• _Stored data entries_
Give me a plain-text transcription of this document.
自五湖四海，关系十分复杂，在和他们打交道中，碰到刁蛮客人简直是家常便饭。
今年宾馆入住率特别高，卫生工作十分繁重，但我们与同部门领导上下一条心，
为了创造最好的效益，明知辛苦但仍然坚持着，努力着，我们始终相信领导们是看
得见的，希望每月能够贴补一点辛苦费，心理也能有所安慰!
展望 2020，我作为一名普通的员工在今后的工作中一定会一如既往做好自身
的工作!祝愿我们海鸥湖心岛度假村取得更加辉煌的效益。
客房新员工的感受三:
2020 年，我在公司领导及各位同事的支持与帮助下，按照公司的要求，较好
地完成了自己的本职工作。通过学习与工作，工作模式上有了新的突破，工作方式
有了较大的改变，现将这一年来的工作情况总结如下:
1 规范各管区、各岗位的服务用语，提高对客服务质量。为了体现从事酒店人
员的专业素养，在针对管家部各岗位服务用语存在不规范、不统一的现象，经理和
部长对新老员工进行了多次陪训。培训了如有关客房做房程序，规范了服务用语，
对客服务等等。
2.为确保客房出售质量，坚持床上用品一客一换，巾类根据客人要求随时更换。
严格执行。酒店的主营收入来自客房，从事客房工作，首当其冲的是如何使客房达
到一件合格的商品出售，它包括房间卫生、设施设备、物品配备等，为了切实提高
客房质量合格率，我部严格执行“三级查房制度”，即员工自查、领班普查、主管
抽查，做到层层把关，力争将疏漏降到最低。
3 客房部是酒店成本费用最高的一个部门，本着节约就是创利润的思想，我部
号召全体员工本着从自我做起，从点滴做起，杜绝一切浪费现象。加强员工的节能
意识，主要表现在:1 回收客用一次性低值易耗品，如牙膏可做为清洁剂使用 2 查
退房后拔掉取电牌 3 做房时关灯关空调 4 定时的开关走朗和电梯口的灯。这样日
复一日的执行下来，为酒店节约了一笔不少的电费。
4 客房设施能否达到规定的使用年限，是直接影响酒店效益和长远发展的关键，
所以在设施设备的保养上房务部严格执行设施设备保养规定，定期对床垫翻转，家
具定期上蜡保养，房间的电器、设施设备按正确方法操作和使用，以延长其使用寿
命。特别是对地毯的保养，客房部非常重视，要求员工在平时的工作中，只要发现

• _EXERCISE INSTRUCTIONS_
Write the complete data out, exactly as above.

• _SOLUTION BELOW_
Give me a plain-text transcription of this document.
自五湖四海，关系十分复杂，在和他们打交道中，碰到刁蛮客人简直是家常便饭。
今年宾馆入住率特别高，卫生工作十分繁重，但我们与同部门领导上下一条心，
为了创造最好的效益，明知辛苦但仍然坚持着，努力着，我们始终相信领导们是看
得见的，希望每月能够贴补一点辛苦费，心理也能有所安慰!
展望 2020，我作为一名普通的员工在今后的工作中一定会一如既往做好自身
的工作!祝愿我们海鸥湖心岛度假村取得更加辉煌的效益。
客房新员工的感受三:
2020 年，我在公司领导及各位同事的支持与帮助下，按照公司的要求，较好
地完成了自己的本职工作。通过学习与工作，工作模式上有了新的突破，工作方式
有了较大的改变，现将这一年来的工作情况总结如下:
1 规范各管区、各岗位的服务用语，提高对客服务质量。为了体现从事酒店人
员的专业素养，在针对管家部各岗位服务用语存在不规范、不统一的现象，经理和
部长对新老员工进行了多次陪训。培训了如有关客房做房程序，规范了服务用语，
对客服务等等。
2.为确保客房出售质量，坚持床上用品一客一换，巾类根据客人要求随时更换。
严格执行。酒店的主营收入来自客房，从事客房工作，首当其冲的是如何使客房达
到一件合格的商品出售，它包括房间卫生、设施设备、物品配备等，为了切实提高
客房质量合格率，我部严格执行“三级查房制度”，即员工自查、领班普查、主管
抽查，做到层层把关，力争将疏漏降到最低。
3 客房部是酒店成本费用最高的一个部门，本着节约就是创利润的思想，我部
号召全体员工本着从自我做起，从点滴做起，杜绝一切浪费现象。加强员工的节能
意识，主要表现在:1 回收客用一次性低值易耗品，如牙膏可做为清洁剂使用 2 查
退房后拔掉取电牌 3 做房时关灯关空调 4 定时的开关走朗和电梯口的灯。这样日
复一日的执行下来，为酒店节约了一笔不少的电费。
4 客房设施能否达到规定的使用年限，是直接影响酒店效益和长远发展的关键，
所以在设施设备的保养上房务部严格执行设施设备保养规定，定期对床垫翻转，家
具定期上蜡保养，房间的电器、设施设备按正确方法操作和使用，以延长其使用寿
命。特别是对地毯的保养，客房部非常重视，要求员工在平时的工作中，只要发现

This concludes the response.